■ LISTED RECORDS:

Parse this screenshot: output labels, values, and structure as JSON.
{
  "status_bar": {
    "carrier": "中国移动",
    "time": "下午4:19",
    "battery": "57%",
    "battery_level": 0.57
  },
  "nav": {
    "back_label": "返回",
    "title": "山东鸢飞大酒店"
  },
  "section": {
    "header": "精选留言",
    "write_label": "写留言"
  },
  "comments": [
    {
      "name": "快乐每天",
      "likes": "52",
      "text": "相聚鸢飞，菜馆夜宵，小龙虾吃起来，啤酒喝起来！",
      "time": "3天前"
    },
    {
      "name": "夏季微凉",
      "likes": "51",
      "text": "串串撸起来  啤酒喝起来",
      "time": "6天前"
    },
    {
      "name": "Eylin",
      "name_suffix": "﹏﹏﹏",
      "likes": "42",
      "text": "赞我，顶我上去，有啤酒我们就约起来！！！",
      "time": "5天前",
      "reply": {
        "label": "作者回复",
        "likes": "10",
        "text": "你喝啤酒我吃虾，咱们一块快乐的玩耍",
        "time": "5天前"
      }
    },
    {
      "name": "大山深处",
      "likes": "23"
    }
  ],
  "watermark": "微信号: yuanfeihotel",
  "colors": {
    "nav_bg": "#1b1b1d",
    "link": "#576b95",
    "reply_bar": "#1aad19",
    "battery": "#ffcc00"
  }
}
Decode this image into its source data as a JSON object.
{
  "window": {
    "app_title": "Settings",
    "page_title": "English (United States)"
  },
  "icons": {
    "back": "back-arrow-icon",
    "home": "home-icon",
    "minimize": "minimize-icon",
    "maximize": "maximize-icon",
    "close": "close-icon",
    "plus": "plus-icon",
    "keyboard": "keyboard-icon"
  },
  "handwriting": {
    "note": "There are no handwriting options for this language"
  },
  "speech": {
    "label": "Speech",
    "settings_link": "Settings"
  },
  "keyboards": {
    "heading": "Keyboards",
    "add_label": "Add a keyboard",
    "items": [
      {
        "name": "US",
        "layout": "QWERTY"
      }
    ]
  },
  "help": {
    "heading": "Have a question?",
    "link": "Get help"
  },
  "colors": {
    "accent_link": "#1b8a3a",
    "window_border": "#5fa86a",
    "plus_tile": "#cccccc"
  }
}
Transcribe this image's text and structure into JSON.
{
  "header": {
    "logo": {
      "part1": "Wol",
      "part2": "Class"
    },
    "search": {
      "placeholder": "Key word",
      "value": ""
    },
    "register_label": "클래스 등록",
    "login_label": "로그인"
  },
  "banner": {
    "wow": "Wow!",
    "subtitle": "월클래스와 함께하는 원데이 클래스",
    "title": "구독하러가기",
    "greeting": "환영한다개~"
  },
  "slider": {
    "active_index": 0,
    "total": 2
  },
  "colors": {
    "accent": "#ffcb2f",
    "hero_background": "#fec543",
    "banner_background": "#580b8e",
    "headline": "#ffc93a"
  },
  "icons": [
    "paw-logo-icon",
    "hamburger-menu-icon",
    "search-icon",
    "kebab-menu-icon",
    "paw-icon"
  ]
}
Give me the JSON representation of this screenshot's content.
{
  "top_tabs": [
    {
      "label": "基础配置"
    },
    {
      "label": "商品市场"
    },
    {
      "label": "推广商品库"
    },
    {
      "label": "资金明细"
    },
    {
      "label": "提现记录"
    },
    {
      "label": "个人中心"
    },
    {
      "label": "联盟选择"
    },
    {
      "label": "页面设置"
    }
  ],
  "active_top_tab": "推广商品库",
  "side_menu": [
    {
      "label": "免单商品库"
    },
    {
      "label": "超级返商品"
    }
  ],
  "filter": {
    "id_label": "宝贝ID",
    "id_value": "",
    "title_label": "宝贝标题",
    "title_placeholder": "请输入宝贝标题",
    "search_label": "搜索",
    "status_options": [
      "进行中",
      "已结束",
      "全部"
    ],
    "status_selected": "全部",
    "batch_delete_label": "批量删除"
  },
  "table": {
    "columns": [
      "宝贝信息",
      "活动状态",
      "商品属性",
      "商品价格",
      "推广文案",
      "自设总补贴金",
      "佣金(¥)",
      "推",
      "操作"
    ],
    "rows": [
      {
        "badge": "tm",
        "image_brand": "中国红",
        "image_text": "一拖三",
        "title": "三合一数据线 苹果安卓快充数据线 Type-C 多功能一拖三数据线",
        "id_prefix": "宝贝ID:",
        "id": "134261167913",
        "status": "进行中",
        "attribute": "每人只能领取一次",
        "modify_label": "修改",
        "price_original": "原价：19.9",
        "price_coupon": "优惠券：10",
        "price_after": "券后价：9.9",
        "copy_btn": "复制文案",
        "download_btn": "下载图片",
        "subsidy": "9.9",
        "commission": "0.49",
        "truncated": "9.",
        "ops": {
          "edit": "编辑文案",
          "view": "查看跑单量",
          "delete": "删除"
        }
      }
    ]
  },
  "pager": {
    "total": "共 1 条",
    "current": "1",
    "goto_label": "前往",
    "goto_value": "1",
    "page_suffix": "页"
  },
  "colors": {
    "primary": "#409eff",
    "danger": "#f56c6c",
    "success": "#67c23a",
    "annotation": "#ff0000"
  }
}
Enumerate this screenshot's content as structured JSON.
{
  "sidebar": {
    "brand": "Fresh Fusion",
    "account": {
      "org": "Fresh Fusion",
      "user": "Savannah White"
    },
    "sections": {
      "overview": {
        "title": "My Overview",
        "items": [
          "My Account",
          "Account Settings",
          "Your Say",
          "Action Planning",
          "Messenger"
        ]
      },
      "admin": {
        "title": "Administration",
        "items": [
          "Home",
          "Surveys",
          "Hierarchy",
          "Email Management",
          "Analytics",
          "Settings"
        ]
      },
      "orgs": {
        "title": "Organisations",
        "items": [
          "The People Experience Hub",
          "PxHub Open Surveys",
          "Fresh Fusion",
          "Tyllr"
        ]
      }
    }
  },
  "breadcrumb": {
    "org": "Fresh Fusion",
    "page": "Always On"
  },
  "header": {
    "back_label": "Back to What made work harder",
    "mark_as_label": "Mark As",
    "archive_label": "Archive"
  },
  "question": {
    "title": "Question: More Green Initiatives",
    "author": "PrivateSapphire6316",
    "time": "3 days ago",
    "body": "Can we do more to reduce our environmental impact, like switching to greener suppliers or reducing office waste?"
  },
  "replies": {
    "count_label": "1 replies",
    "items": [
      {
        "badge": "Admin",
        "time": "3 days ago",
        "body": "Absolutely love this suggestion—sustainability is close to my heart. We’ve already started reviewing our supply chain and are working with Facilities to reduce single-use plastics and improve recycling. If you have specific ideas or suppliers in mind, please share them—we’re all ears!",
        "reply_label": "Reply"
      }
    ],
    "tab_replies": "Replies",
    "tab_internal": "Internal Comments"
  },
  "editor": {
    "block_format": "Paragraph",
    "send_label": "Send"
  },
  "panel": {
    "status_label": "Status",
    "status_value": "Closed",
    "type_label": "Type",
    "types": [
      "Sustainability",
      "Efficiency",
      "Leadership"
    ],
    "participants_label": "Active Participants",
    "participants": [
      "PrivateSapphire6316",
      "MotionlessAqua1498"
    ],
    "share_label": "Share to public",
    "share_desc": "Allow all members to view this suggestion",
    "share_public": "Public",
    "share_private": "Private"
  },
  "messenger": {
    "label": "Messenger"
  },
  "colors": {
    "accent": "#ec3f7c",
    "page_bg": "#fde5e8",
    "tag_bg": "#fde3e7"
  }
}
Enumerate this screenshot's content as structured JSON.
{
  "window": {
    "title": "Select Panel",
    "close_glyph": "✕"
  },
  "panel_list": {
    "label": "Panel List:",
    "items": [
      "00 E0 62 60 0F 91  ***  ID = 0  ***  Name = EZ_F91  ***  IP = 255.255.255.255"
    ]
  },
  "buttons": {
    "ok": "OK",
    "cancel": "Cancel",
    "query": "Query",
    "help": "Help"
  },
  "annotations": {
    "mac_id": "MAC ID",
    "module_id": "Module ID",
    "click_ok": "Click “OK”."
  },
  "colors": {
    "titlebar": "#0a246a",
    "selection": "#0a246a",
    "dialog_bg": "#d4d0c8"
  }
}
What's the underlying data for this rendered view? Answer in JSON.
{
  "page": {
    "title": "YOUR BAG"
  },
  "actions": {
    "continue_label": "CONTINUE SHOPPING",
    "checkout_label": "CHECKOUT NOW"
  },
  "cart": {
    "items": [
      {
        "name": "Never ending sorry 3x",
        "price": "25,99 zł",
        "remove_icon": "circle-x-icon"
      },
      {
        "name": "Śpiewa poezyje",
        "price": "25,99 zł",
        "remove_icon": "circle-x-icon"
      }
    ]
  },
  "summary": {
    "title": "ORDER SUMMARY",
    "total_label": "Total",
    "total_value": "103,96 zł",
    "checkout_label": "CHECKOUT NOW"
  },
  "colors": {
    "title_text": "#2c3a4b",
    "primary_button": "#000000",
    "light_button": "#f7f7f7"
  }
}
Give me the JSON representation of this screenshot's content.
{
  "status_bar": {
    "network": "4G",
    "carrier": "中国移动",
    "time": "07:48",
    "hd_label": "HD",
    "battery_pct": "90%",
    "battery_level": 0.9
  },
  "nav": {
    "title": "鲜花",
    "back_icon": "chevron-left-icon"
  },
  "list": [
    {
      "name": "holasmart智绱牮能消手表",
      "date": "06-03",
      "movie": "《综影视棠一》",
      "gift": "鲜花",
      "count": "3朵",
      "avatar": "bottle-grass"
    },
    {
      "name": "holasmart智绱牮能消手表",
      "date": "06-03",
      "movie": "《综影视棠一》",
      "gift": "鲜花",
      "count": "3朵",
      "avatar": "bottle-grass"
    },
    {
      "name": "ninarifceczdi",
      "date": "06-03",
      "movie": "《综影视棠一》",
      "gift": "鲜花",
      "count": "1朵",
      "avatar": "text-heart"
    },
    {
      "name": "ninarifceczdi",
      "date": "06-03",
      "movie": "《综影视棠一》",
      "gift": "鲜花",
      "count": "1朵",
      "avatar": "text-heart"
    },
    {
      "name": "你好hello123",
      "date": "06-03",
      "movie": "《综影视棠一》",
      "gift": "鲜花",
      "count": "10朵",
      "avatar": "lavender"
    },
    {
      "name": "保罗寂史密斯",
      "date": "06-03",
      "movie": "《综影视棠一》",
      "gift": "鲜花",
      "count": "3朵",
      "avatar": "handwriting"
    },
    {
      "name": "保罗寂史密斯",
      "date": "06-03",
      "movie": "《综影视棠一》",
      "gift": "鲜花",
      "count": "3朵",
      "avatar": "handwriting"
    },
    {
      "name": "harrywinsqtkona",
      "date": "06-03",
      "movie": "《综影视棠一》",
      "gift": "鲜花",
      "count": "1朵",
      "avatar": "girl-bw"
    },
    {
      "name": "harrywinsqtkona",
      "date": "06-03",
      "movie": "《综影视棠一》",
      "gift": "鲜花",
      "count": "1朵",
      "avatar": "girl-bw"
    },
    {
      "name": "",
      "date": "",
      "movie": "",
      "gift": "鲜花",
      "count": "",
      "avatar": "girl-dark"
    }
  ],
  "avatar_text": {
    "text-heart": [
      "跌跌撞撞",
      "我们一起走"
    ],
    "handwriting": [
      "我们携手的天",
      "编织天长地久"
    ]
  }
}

■ DIRECTIVE: Check every line for "into" and show the ones that have it.

■ TASK OUTPUT:
Decode this image into its source data as a JSON object.
Transcribe this image's text and structure into JSON.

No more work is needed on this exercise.